Identify and pull out each line of the entries in which "containing" occurs.

** START OF TASK INPUT **

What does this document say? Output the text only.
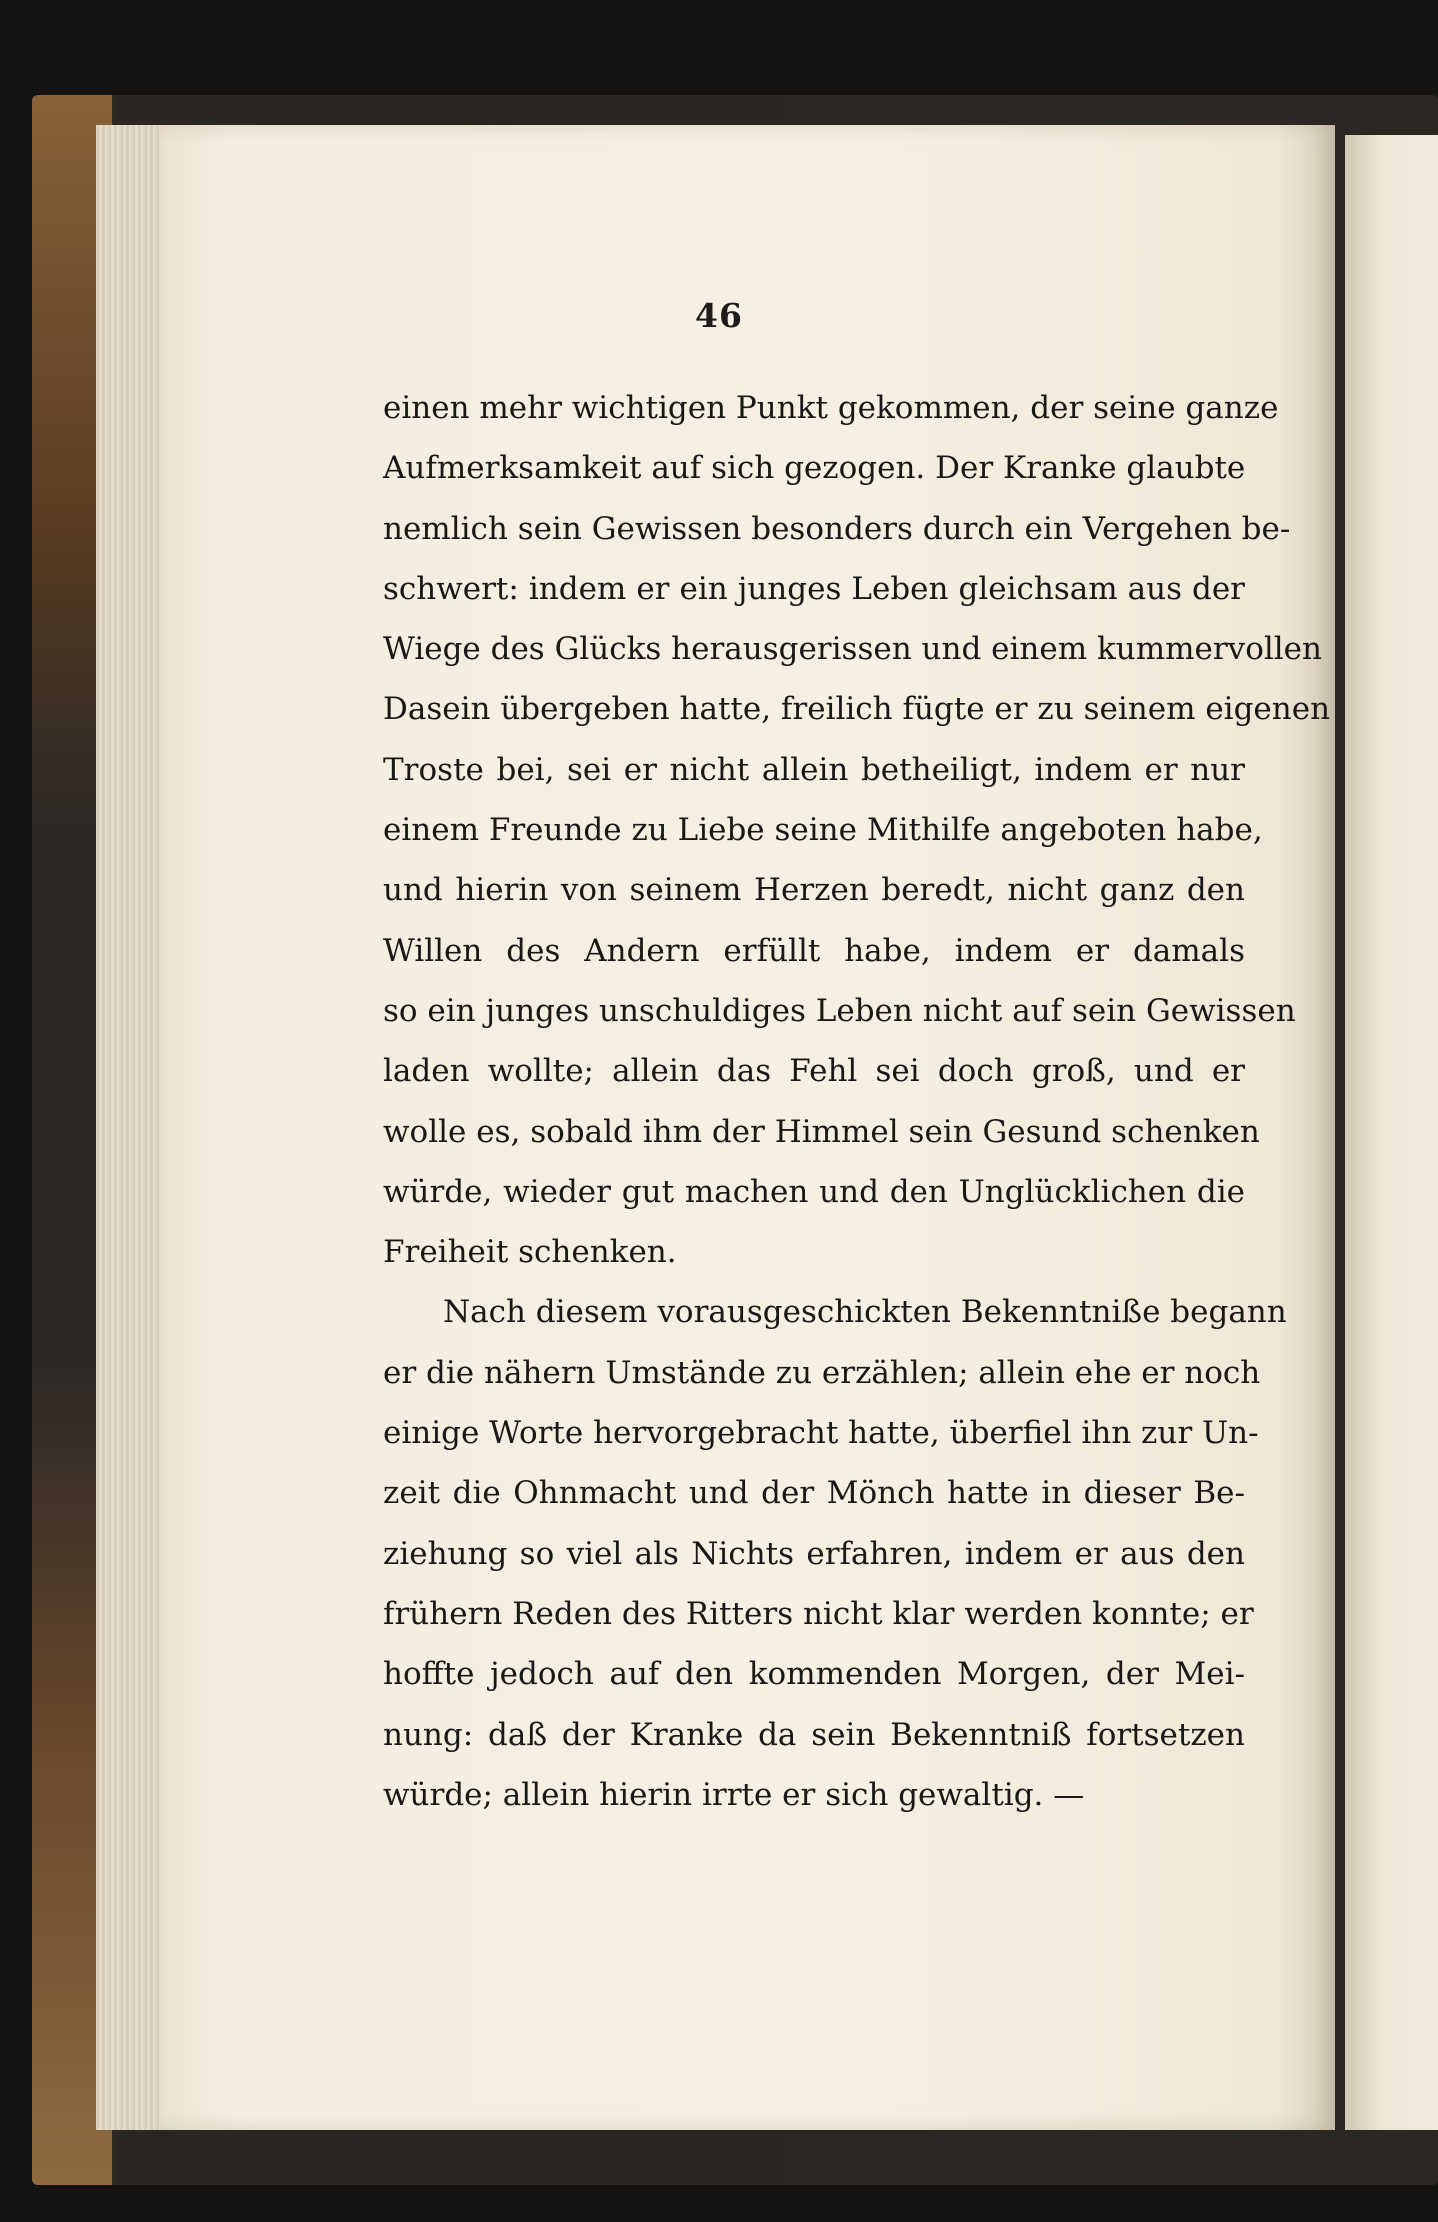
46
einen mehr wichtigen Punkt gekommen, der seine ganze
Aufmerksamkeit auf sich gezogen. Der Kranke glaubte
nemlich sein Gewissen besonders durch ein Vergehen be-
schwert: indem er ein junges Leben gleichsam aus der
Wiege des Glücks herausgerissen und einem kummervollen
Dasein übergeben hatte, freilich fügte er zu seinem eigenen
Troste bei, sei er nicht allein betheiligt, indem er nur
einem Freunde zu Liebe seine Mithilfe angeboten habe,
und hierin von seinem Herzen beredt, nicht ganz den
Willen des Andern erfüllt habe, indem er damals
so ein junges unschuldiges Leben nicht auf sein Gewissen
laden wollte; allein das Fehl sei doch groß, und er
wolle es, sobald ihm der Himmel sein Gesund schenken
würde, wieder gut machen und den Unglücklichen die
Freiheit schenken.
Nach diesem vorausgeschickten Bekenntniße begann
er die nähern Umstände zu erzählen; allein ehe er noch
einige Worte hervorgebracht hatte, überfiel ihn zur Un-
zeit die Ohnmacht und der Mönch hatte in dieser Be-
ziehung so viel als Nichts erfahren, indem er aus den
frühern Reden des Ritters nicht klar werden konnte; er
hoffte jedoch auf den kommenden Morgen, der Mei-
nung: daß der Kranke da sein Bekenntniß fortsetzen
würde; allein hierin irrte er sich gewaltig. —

** END OF TASK INPUT **
** START OF TASK INPUT **

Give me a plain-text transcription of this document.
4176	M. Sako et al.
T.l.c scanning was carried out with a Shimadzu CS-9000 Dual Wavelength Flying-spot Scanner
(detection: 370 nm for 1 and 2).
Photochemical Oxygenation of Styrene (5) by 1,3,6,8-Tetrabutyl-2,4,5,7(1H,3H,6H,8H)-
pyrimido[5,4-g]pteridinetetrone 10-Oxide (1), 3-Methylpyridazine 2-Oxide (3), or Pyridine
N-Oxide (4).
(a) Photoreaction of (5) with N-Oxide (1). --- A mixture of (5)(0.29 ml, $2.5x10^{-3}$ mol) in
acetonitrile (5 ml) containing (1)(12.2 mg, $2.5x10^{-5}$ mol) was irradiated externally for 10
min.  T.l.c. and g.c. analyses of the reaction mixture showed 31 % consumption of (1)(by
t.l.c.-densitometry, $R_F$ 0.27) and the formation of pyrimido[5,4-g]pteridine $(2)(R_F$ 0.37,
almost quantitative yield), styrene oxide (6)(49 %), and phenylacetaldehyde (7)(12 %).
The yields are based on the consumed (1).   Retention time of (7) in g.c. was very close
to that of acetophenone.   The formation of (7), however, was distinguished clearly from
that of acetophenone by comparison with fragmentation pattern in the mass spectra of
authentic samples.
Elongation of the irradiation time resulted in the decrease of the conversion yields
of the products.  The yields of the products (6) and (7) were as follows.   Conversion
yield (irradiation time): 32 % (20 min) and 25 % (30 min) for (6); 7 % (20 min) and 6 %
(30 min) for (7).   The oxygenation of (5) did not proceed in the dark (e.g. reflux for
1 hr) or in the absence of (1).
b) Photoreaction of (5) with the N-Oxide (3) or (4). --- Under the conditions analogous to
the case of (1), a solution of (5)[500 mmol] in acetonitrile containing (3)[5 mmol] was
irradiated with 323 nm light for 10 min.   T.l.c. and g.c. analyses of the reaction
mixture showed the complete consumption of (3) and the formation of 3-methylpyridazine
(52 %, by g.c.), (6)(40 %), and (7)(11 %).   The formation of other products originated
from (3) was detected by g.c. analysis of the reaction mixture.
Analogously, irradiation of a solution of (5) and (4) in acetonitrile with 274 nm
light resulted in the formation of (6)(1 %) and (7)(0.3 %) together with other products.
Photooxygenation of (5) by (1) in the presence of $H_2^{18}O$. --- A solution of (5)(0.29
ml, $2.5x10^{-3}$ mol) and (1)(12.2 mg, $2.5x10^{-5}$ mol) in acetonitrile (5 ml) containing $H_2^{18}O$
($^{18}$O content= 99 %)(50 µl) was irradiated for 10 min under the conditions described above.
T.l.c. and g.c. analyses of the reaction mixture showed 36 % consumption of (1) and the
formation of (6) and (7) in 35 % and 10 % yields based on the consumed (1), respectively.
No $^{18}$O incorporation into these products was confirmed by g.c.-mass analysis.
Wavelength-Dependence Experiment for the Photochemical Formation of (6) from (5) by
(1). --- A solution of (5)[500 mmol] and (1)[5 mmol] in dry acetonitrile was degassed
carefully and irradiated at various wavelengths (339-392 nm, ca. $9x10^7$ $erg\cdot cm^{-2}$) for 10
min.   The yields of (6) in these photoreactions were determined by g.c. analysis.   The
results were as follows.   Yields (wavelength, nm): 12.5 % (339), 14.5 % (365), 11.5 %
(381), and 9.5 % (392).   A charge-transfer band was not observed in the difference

** END OF TASK INPUT **

- [EXERCISE RESPONSE]:
acetonitrile (5 ml) containing (1)(12.2 mg, $2.5x10^{-5}$ mol) was irradiated externally for 10
the case of (1), a solution of (5)[500 mmol] in acetonitrile containing (3)[5 mmol] was
ml, $2.5x10^{-3}$ mol) and (1)(12.2 mg, $2.5x10^{-5}$ mol) in acetonitrile (5 ml) containing $H_2^{18}O$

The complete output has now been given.